--- start of Record extracts ---

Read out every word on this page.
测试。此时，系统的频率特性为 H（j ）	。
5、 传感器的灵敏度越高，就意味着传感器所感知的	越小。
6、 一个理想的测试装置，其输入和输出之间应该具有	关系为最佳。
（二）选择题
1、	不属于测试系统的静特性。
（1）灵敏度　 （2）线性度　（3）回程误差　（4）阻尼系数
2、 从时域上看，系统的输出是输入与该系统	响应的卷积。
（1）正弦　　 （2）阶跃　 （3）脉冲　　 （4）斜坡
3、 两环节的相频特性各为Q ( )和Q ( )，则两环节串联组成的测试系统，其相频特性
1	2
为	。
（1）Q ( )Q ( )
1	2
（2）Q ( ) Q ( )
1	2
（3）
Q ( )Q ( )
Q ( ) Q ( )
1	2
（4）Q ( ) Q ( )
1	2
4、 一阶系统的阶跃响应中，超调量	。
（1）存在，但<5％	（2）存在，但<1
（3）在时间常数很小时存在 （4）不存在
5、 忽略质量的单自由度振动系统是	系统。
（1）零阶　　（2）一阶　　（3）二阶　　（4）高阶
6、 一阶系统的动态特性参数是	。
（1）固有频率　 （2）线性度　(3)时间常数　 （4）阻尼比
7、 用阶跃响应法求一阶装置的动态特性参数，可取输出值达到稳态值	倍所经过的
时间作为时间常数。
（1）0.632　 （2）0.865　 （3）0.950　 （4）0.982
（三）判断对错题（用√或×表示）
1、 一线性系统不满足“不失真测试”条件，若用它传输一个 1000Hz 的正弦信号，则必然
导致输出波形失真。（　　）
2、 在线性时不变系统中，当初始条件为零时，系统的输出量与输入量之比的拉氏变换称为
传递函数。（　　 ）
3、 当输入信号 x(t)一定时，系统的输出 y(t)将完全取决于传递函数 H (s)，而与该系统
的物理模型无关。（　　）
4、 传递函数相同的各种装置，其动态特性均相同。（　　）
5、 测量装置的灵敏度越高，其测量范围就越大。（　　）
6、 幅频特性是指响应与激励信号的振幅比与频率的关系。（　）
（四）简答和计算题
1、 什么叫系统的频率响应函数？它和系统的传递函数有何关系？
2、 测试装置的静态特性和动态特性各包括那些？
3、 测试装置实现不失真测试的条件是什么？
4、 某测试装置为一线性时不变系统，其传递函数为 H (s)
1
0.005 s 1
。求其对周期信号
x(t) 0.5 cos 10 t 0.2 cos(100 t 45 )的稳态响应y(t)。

--- end of Record extracts ---
--- start of Record extracts ---

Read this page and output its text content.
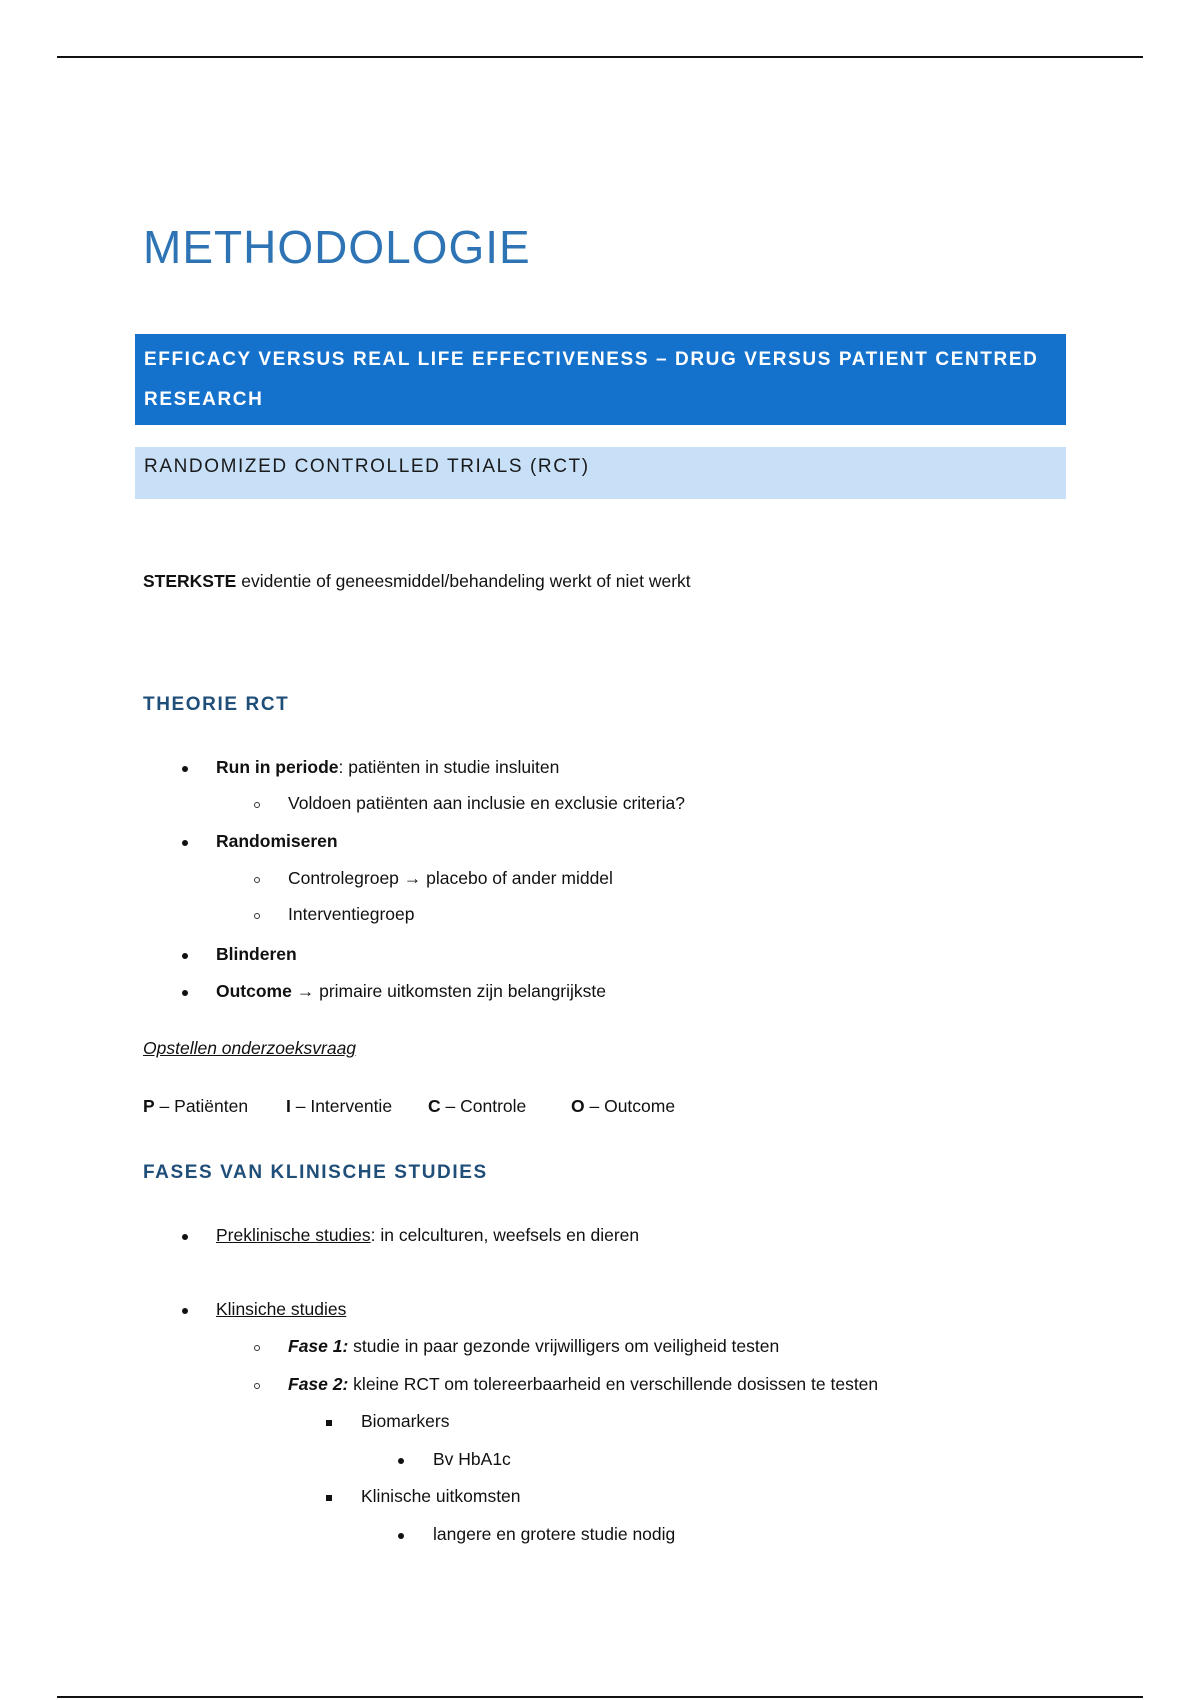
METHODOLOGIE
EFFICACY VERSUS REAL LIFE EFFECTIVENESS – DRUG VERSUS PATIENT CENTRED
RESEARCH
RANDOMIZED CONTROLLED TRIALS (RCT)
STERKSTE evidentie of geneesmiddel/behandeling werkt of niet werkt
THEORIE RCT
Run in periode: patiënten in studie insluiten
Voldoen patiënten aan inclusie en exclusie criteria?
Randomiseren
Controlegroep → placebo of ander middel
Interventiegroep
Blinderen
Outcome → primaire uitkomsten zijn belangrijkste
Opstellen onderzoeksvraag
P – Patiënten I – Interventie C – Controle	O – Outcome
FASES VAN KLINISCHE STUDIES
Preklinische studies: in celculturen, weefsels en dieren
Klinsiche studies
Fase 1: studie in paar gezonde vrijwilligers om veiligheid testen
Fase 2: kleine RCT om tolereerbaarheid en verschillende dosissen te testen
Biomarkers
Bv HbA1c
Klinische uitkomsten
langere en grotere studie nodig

--- end of Record extracts ---
--- start of Record extracts ---

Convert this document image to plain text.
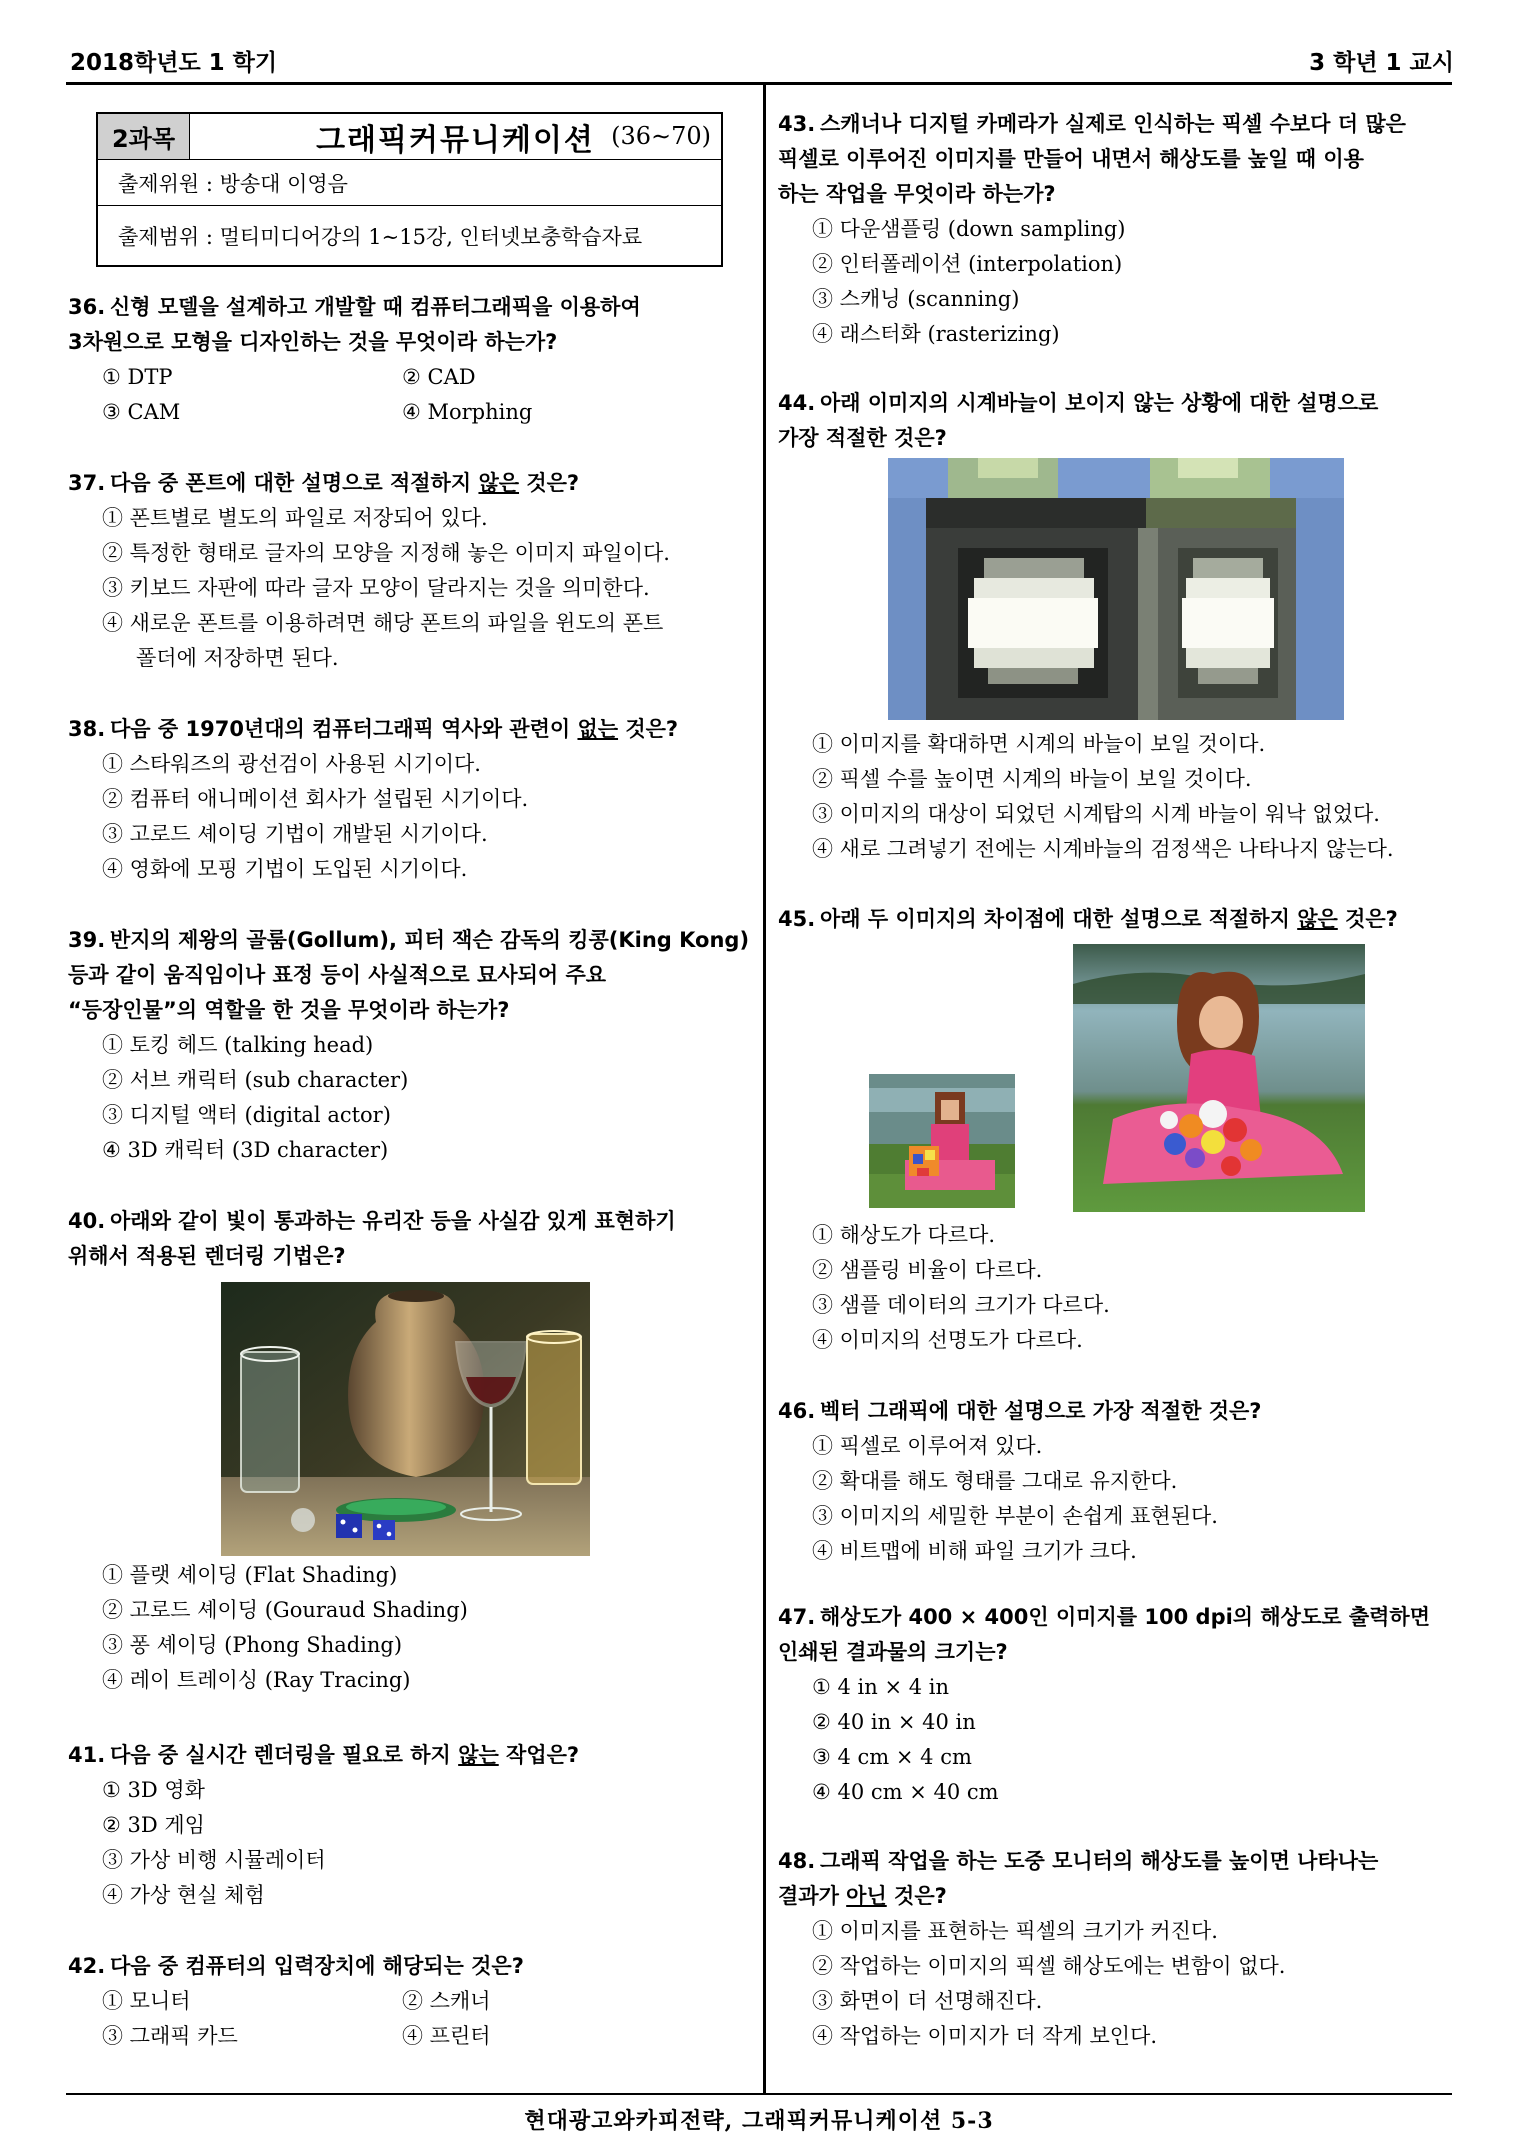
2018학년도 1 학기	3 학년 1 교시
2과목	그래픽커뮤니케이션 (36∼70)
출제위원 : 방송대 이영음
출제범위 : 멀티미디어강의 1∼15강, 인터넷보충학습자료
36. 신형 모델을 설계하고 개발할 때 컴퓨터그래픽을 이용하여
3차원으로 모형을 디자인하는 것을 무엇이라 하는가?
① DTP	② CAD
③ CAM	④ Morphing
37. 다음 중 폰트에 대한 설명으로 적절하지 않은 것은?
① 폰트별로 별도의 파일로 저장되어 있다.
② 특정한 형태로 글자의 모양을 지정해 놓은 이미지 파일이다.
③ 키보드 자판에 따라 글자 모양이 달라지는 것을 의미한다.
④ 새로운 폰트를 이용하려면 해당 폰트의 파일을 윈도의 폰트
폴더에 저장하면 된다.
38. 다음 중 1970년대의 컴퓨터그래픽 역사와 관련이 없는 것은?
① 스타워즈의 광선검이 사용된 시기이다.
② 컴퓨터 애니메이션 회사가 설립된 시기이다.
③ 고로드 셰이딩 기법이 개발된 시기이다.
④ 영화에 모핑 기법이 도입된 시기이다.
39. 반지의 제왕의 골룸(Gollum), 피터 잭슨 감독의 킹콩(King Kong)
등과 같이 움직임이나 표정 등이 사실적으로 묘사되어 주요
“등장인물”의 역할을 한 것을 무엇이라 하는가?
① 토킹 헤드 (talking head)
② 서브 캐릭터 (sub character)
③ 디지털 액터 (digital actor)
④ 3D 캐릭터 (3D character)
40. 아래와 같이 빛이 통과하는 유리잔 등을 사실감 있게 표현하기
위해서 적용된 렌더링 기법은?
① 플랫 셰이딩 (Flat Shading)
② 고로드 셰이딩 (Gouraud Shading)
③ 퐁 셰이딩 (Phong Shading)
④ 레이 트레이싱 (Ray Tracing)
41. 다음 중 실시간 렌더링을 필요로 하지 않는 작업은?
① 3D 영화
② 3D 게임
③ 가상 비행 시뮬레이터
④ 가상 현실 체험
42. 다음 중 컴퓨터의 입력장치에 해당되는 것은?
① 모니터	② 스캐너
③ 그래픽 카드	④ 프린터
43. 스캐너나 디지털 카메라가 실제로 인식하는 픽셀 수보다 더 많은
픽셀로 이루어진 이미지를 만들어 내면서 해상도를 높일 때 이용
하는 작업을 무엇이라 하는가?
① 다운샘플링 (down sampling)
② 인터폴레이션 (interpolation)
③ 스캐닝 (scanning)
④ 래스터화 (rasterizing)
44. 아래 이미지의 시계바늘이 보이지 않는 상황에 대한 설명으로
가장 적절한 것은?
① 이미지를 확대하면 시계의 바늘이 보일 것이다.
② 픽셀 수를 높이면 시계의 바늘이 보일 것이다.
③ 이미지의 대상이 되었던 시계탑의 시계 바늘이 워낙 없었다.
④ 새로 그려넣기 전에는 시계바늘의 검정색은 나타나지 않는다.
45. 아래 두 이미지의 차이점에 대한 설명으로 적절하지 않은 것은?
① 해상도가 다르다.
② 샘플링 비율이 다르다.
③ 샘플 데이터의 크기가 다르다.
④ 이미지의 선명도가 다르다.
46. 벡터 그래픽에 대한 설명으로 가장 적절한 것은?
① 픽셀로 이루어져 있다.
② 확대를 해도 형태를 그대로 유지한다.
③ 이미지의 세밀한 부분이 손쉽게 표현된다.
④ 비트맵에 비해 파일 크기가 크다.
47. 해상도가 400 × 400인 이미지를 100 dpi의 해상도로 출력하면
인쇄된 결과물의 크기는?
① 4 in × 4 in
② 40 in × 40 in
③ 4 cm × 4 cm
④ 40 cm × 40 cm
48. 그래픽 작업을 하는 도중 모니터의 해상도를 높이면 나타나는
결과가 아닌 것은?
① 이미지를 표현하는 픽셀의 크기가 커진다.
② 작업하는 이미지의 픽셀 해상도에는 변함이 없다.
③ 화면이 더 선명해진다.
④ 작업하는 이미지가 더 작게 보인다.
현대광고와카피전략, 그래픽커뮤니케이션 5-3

--- end of Record extracts ---

**Goal**
Lines that include the word "해상도를" — how many are there in the data? Answer with the number alone.

**Exercise response**
2